What is required
Copy each line where the word "name" occurs.

Stored data
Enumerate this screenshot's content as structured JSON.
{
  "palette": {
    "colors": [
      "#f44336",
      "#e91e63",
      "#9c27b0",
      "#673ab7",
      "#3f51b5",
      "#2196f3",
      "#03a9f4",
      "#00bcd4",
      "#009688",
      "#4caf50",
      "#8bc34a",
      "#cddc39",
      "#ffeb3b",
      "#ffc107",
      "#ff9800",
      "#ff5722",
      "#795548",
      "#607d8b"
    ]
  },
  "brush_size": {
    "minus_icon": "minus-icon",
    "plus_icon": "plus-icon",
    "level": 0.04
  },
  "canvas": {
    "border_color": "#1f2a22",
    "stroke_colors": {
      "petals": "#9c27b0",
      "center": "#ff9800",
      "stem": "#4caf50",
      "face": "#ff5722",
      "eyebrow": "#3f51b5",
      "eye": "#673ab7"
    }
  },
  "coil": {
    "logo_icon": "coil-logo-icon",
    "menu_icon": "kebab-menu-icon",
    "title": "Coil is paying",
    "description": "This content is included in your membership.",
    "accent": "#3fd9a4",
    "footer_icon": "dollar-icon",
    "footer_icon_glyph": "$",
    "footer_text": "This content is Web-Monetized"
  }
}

==

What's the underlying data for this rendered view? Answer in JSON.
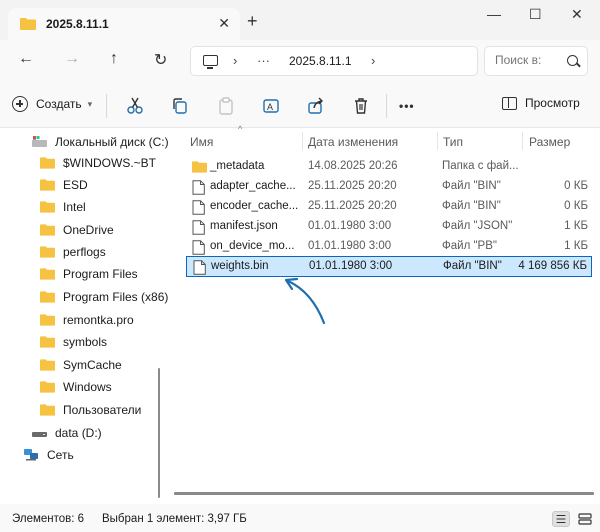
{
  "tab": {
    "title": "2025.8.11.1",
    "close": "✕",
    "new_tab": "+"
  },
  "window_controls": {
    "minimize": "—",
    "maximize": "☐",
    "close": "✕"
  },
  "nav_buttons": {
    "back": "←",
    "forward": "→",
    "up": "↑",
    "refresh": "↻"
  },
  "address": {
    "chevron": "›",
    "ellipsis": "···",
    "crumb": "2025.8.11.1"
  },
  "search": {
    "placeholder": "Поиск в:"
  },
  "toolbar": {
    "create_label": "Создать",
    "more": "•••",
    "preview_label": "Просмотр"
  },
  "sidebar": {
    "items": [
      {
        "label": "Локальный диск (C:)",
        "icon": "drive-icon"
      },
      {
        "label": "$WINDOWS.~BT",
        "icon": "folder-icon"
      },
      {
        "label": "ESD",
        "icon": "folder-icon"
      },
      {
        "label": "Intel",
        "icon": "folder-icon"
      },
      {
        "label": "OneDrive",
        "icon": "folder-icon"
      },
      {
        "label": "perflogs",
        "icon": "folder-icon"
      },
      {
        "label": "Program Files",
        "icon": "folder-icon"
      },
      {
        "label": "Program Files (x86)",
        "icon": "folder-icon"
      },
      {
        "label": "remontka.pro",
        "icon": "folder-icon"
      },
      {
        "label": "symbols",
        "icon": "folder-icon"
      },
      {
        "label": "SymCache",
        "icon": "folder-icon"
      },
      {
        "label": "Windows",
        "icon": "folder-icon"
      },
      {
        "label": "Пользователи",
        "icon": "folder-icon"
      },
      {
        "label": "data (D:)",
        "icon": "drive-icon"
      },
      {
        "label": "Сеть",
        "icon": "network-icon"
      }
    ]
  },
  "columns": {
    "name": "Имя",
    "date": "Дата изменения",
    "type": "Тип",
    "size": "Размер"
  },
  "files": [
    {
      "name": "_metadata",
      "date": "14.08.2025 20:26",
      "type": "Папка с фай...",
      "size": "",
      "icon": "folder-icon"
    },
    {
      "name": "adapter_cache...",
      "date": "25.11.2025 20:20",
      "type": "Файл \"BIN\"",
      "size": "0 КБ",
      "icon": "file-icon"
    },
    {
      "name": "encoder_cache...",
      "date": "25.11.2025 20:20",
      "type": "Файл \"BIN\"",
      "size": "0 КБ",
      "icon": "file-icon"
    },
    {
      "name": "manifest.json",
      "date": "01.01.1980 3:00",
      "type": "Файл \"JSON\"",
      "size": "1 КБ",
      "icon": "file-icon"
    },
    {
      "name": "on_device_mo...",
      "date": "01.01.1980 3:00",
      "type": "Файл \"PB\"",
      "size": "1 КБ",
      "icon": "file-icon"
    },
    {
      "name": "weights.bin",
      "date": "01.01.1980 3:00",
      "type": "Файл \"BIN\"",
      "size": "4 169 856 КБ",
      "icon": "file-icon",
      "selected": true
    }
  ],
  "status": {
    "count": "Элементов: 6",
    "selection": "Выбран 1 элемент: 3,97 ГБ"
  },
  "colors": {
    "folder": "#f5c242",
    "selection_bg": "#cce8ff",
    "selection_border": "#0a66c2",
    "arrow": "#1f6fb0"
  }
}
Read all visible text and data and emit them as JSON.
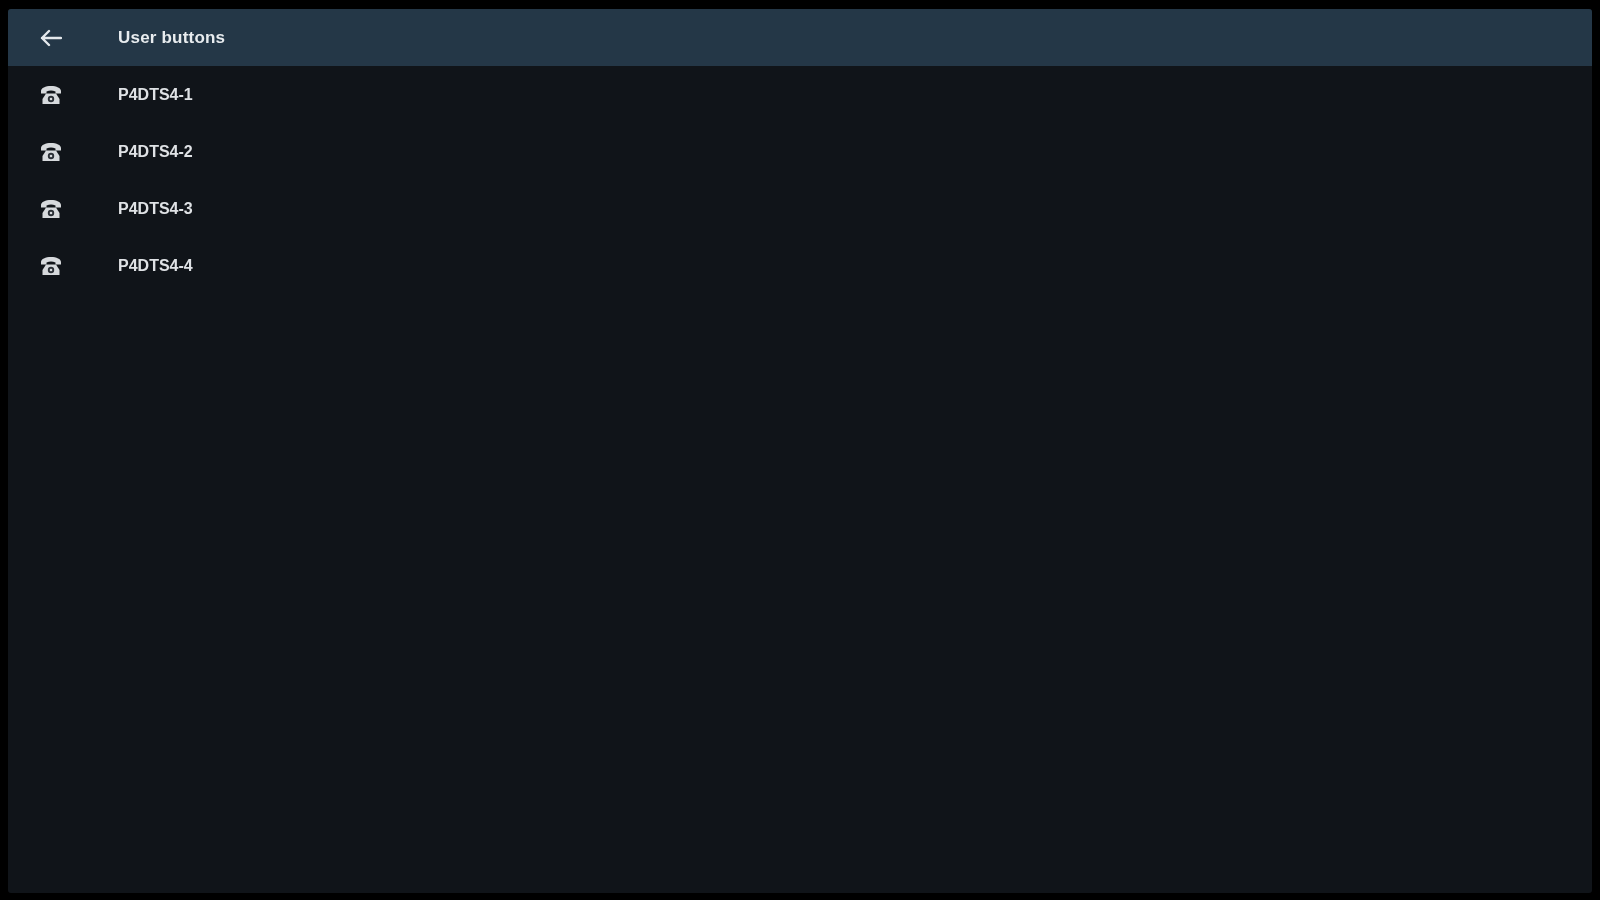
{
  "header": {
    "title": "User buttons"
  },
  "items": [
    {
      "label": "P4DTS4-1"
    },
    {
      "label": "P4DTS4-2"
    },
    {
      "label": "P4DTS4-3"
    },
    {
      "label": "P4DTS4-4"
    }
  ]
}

Response to this exercise
    "name": "Имя",
      "name": "_metadata",
      "name": "adapter_cache...",
      "name": "encoder_cache...",
      "name": "manifest.json",
      "name": "on_device_mo...",
      "name": "weights.bin",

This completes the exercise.